» **Exercise**:
Rewrite each of the rows below, replacing "bounding box" with "enclosing rectangle" and keeping everything else unchanged. Omit the pictures from your answer.

» **Rows**:

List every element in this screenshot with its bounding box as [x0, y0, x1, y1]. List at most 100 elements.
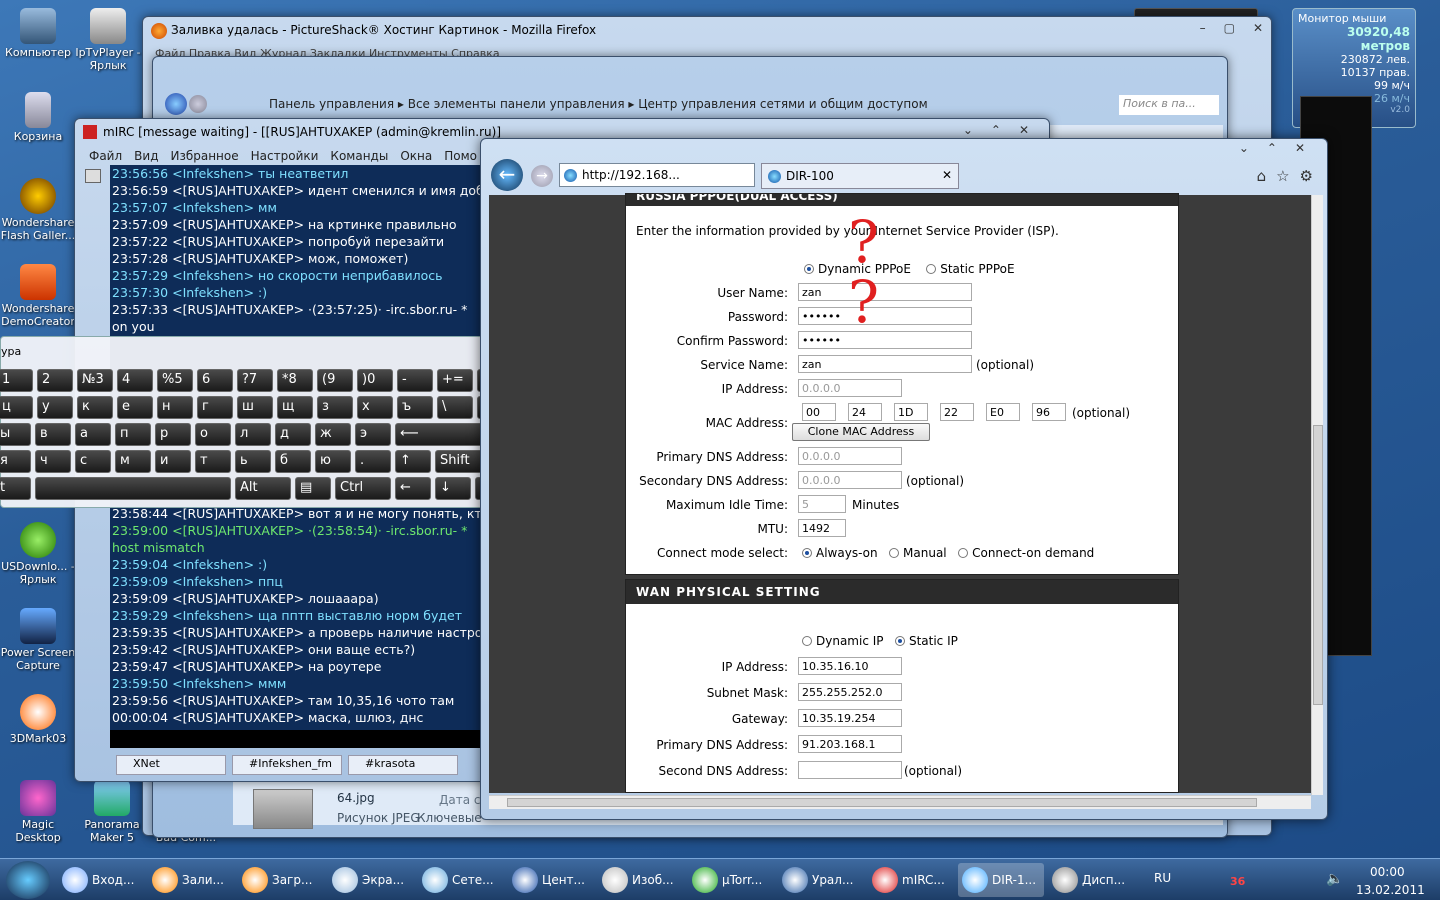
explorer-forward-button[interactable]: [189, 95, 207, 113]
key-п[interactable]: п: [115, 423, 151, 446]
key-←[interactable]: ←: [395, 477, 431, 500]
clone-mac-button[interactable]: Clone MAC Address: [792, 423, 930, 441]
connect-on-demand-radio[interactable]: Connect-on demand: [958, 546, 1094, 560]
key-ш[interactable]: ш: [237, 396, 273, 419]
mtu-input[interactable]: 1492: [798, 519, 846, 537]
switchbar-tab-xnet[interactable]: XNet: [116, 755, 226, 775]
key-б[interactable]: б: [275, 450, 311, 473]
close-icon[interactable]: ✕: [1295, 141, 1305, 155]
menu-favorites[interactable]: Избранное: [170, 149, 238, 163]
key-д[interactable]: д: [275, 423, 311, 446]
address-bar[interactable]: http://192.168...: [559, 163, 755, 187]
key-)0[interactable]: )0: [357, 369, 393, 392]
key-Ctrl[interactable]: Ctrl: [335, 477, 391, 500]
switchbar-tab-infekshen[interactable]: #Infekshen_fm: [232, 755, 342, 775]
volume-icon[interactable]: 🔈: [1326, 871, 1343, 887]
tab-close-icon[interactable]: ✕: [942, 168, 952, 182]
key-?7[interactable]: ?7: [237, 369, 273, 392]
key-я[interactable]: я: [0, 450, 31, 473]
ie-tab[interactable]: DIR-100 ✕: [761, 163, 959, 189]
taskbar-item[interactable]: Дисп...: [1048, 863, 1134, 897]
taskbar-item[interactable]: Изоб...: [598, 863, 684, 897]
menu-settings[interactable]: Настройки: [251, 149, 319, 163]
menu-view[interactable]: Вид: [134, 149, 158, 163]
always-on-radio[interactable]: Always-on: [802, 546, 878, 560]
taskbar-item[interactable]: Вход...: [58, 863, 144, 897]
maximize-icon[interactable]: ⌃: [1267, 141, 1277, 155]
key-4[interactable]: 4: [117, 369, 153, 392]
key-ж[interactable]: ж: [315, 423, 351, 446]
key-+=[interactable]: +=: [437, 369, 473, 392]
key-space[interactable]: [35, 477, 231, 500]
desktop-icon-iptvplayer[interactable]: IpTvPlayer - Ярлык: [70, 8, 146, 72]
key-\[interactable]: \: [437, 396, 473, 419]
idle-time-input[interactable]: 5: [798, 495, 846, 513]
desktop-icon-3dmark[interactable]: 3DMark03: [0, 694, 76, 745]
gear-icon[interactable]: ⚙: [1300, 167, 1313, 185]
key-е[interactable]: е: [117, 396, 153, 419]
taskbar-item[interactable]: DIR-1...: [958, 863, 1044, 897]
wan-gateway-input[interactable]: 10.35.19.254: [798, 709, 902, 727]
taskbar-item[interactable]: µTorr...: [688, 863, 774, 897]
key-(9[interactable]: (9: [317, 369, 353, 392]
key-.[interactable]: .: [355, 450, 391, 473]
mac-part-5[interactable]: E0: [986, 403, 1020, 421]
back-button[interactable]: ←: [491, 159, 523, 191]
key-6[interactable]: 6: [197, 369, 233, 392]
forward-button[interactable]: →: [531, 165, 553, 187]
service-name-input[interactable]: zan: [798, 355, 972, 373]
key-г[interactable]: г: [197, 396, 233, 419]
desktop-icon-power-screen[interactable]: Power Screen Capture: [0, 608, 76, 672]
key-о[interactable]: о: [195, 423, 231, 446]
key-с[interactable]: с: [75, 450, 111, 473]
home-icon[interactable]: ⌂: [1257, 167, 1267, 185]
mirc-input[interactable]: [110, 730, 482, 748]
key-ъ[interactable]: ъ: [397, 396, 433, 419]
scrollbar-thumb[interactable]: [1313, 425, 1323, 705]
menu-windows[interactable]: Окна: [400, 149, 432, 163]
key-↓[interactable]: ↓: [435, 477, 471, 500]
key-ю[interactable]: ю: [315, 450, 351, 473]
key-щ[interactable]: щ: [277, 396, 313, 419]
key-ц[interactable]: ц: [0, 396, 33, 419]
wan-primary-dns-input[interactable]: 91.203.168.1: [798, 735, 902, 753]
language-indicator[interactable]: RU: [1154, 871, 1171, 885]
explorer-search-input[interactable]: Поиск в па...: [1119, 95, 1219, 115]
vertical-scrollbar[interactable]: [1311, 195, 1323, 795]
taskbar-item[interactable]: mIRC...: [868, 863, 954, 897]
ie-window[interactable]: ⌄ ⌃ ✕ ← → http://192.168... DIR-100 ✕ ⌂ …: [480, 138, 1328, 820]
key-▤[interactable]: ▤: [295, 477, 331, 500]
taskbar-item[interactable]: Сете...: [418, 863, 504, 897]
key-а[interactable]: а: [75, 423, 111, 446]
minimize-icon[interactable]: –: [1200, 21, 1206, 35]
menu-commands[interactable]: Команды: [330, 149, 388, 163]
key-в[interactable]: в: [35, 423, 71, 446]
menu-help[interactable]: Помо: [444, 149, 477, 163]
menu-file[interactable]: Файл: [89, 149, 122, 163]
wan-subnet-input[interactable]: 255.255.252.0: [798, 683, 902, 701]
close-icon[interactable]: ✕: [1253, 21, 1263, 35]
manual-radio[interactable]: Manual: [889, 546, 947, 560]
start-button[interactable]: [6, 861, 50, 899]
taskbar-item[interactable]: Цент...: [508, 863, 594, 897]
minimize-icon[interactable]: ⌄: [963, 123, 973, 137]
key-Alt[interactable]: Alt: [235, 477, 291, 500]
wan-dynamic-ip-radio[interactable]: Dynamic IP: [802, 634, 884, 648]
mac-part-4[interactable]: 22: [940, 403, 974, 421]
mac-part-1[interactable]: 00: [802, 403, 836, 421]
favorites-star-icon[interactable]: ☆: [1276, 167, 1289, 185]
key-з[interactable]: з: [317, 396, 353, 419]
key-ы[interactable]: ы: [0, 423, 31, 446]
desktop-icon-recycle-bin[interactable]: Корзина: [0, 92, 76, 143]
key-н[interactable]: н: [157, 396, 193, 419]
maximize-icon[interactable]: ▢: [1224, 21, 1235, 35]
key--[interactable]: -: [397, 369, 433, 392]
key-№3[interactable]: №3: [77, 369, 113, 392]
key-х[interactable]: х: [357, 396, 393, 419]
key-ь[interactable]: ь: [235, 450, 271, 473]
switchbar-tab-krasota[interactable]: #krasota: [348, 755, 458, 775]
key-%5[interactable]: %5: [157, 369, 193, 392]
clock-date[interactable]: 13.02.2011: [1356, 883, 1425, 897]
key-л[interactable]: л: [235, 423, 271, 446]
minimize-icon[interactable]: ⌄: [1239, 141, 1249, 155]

» **Answer to this exercise**:
List every element in this screenshot with its enclosing rectangle as [x0, y0, x1, y1]. List at most 100 elements.
explorer-forward-button[interactable]: [189, 95, 207, 113]
key-п[interactable]: п: [115, 423, 151, 446]
key-←[interactable]: ←: [395, 477, 431, 500]
clone-mac-button[interactable]: Clone MAC Address: [792, 423, 930, 441]
connect-on-demand-radio[interactable]: Connect-on demand: [958, 546, 1094, 560]
key-ш[interactable]: ш: [237, 396, 273, 419]
mtu-input[interactable]: 1492: [798, 519, 846, 537]
switchbar-tab-xnet[interactable]: XNet: [116, 755, 226, 775]
key-б[interactable]: б: [275, 450, 311, 473]
close-icon[interactable]: ✕: [1295, 141, 1305, 155]
menu-favorites[interactable]: Избранное: [170, 149, 238, 163]
key-д[interactable]: д: [275, 423, 311, 446]
address-bar[interactable]: http://192.168...: [559, 163, 755, 187]
key-)0[interactable]: )0: [357, 369, 393, 392]
key-Ctrl[interactable]: Ctrl: [335, 477, 391, 500]
switchbar-tab-infekshen[interactable]: #Infekshen_fm: [232, 755, 342, 775]
volume-icon[interactable]: 🔈: [1326, 871, 1343, 887]
tab-close-icon[interactable]: ✕: [942, 168, 952, 182]
key-?7[interactable]: ?7: [237, 369, 273, 392]
key-я[interactable]: я: [0, 450, 31, 473]
ie-tab[interactable]: DIR-100 ✕: [761, 163, 959, 189]
taskbar-item[interactable]: Дисп...: [1048, 863, 1134, 897]
taskbar-item[interactable]: Изоб...: [598, 863, 684, 897]
menu-settings[interactable]: Настройки: [251, 149, 319, 163]
menu-view[interactable]: Вид: [134, 149, 158, 163]
always-on-radio[interactable]: Always-on: [802, 546, 878, 560]
taskbar-item[interactable]: Вход...: [58, 863, 144, 897]
maximize-icon[interactable]: ⌃: [1267, 141, 1277, 155]
key-4[interactable]: 4: [117, 369, 153, 392]
key-ж[interactable]: ж: [315, 423, 351, 446]
key-+=[interactable]: +=: [437, 369, 473, 392]
key-space[interactable]: [35, 477, 231, 500]
desktop-icon-iptvplayer[interactable]: IpTvPlayer - Ярлык: [70, 8, 146, 72]
key-\[interactable]: \: [437, 396, 473, 419]
idle-time-input[interactable]: 5: [798, 495, 846, 513]
desktop-icon-3dmark[interactable]: 3DMark03: [0, 694, 76, 745]
gear-icon[interactable]: ⚙: [1300, 167, 1313, 185]
key-е[interactable]: е: [117, 396, 153, 419]
taskbar-item[interactable]: DIR-1...: [958, 863, 1044, 897]
wan-gateway-input[interactable]: 10.35.19.254: [798, 709, 902, 727]
taskbar-item[interactable]: µTorr...: [688, 863, 774, 897]
key-(9[interactable]: (9: [317, 369, 353, 392]
key-.[interactable]: .: [355, 450, 391, 473]
mac-part-5[interactable]: E0: [986, 403, 1020, 421]
back-button[interactable]: ←: [491, 159, 523, 191]
key-6[interactable]: 6: [197, 369, 233, 392]
forward-button[interactable]: →: [531, 165, 553, 187]
service-name-input[interactable]: zan: [798, 355, 972, 373]
key-г[interactable]: г: [197, 396, 233, 419]
desktop-icon-power-screen[interactable]: Power Screen Capture: [0, 608, 76, 672]
key-о[interactable]: о: [195, 423, 231, 446]
key-с[interactable]: с: [75, 450, 111, 473]
home-icon[interactable]: ⌂: [1257, 167, 1267, 185]
mirc-input[interactable]: [110, 730, 482, 748]
key-ъ[interactable]: ъ: [397, 396, 433, 419]
scrollbar-thumb[interactable]: [1313, 425, 1323, 705]
menu-windows[interactable]: Окна: [400, 149, 432, 163]
key-↓[interactable]: ↓: [435, 477, 471, 500]
key-ю[interactable]: ю: [315, 450, 351, 473]
key-щ[interactable]: щ: [277, 396, 313, 419]
key-ц[interactable]: ц: [0, 396, 33, 419]
wan-primary-dns-input[interactable]: 91.203.168.1: [798, 735, 902, 753]
language-indicator[interactable]: RU: [1154, 871, 1171, 885]
explorer-search-input[interactable]: Поиск в па...: [1119, 95, 1219, 115]
vertical-scrollbar[interactable]: [1311, 195, 1323, 795]
taskbar-item[interactable]: mIRC...: [868, 863, 954, 897]
ie-window[interactable]: ⌄ ⌃ ✕ ← → http://192.168... DIR-100 ✕ ⌂ …: [480, 138, 1328, 820]
key-▤[interactable]: ▤: [295, 477, 331, 500]
taskbar-item[interactable]: Сете...: [418, 863, 504, 897]
key-а[interactable]: а: [75, 423, 111, 446]
minimize-icon[interactable]: –: [1200, 21, 1206, 35]
menu-commands[interactable]: Команды: [330, 149, 388, 163]
key-в[interactable]: в: [35, 423, 71, 446]
menu-help[interactable]: Помо: [444, 149, 477, 163]
menu-file[interactable]: Файл: [89, 149, 122, 163]
wan-subnet-input[interactable]: 255.255.252.0: [798, 683, 902, 701]
close-icon[interactable]: ✕: [1253, 21, 1263, 35]
manual-radio[interactable]: Manual: [889, 546, 947, 560]
start-button[interactable]: [6, 861, 50, 899]
taskbar-item[interactable]: Цент...: [508, 863, 594, 897]
minimize-icon[interactable]: ⌄: [963, 123, 973, 137]
key-Alt[interactable]: Alt: [235, 477, 291, 500]
wan-dynamic-ip-radio[interactable]: Dynamic IP: [802, 634, 884, 648]
mac-part-4[interactable]: 22: [940, 403, 974, 421]
mac-part-1[interactable]: 00: [802, 403, 836, 421]
favorites-star-icon[interactable]: ☆: [1276, 167, 1289, 185]
key-з[interactable]: з: [317, 396, 353, 419]
key-ы[interactable]: ы: [0, 423, 31, 446]
desktop-icon-recycle-bin[interactable]: Корзина: [0, 92, 76, 143]
key-н[interactable]: н: [157, 396, 193, 419]
maximize-icon[interactable]: ▢: [1224, 21, 1235, 35]
key--[interactable]: -: [397, 369, 433, 392]
key-№3[interactable]: №3: [77, 369, 113, 392]
key-х[interactable]: х: [357, 396, 393, 419]
key-ь[interactable]: ь: [235, 450, 271, 473]
switchbar-tab-krasota[interactable]: #krasota: [348, 755, 458, 775]
key-%5[interactable]: %5: [157, 369, 193, 392]
clock-date[interactable]: 13.02.2011: [1356, 883, 1425, 897]
key-л[interactable]: л: [235, 423, 271, 446]
minimize-icon[interactable]: ⌄: [1239, 141, 1249, 155]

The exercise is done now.